TASK MATERIAL:
______________________________
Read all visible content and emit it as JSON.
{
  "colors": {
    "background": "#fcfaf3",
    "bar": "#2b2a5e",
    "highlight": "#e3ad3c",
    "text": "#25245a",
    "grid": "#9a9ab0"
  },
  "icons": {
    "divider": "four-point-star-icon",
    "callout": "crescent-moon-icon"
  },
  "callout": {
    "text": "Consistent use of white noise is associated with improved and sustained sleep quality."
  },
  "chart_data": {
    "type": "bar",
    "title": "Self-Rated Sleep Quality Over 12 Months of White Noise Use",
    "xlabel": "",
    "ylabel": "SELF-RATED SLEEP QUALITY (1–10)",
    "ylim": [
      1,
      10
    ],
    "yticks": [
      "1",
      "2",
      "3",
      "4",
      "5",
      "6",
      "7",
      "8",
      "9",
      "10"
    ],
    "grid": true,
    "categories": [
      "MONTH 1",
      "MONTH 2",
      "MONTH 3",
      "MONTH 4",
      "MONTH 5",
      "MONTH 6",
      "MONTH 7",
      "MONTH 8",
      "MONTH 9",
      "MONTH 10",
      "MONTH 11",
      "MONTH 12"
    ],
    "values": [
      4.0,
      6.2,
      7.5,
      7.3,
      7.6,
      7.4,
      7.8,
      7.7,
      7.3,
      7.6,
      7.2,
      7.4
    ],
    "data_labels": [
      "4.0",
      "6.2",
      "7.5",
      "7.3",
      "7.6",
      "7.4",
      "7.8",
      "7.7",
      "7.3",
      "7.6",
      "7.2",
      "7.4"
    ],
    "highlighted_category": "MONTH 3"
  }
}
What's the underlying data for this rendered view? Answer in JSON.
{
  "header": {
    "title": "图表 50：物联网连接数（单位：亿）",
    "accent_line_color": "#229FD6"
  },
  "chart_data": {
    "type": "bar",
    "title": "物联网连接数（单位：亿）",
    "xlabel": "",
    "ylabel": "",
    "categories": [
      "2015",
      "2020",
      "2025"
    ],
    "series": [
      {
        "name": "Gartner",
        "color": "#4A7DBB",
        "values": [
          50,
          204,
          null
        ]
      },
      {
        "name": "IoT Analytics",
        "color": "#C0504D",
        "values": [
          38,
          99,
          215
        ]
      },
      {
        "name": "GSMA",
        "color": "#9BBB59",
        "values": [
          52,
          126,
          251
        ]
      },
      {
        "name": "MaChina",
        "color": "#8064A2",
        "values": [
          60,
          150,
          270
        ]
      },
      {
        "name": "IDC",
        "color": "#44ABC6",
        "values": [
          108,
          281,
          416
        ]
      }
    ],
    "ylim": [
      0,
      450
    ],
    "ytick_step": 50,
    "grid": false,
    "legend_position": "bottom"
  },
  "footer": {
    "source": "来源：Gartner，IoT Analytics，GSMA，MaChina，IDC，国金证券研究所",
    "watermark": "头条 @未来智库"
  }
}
______________________________
Select every line above that contains the word "Analytics", and copy it.

OUTPUT OF THE TASK:
        "name": "IoT Analytics",
    "source": "来源：Gartner，IoT Analytics，GSMA，MaChina，IDC，国金证券研究所",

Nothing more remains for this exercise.